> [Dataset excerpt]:
%%

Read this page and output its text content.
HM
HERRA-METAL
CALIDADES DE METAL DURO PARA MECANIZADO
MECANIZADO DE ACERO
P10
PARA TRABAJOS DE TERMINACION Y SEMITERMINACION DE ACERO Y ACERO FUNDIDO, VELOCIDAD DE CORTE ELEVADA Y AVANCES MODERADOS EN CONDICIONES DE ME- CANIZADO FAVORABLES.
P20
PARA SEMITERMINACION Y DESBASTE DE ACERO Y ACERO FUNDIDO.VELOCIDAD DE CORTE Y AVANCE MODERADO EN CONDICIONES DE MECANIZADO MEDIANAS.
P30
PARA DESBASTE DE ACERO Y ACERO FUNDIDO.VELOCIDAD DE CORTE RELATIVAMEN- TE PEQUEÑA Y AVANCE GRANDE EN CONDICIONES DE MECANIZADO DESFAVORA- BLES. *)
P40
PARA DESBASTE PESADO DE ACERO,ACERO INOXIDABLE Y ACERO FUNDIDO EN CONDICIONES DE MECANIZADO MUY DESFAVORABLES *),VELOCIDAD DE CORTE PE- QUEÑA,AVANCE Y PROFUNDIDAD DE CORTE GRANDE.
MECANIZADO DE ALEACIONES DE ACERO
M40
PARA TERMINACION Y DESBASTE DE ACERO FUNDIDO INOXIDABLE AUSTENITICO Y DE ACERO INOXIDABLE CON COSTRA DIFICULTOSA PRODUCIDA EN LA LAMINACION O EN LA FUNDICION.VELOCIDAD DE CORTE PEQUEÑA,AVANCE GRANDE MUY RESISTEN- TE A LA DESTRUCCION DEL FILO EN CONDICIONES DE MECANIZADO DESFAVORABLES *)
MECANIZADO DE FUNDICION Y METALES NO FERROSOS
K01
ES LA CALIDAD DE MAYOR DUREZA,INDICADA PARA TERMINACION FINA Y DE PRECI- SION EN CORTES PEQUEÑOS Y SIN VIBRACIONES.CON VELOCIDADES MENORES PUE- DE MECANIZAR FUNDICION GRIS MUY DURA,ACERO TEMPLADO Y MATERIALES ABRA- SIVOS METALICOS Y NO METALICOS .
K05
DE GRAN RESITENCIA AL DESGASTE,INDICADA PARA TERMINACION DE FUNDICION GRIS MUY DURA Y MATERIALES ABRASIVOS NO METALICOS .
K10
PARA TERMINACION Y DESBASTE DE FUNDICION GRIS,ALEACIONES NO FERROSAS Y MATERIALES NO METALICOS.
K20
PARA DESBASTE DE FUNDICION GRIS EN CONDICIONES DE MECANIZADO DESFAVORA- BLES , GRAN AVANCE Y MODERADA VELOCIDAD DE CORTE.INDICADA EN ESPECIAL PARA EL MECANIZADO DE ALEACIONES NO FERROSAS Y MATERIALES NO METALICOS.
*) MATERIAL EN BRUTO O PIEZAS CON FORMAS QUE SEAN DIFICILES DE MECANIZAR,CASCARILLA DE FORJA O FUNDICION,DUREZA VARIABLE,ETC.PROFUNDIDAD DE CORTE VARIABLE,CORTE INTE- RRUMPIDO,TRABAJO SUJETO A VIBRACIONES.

%%

> [DESCRIPTION OF THE TASK]: Return all lines containing "SEMITERMINACION".

> [WRITTEN REPLY]:
PARA TRABAJOS DE TERMINACION Y SEMITERMINACION DE ACERO Y ACERO FUNDIDO, VELOCIDAD DE CORTE ELEVADA Y AVANCES MODERADOS EN CONDICIONES DE ME- CANIZADO FAVORABLES.
PARA SEMITERMINACION Y DESBASTE DE ACERO Y ACERO FUNDIDO.VELOCIDAD DE CORTE Y AVANCE MODERADO EN CONDICIONES DE MECANIZADO MEDIANAS.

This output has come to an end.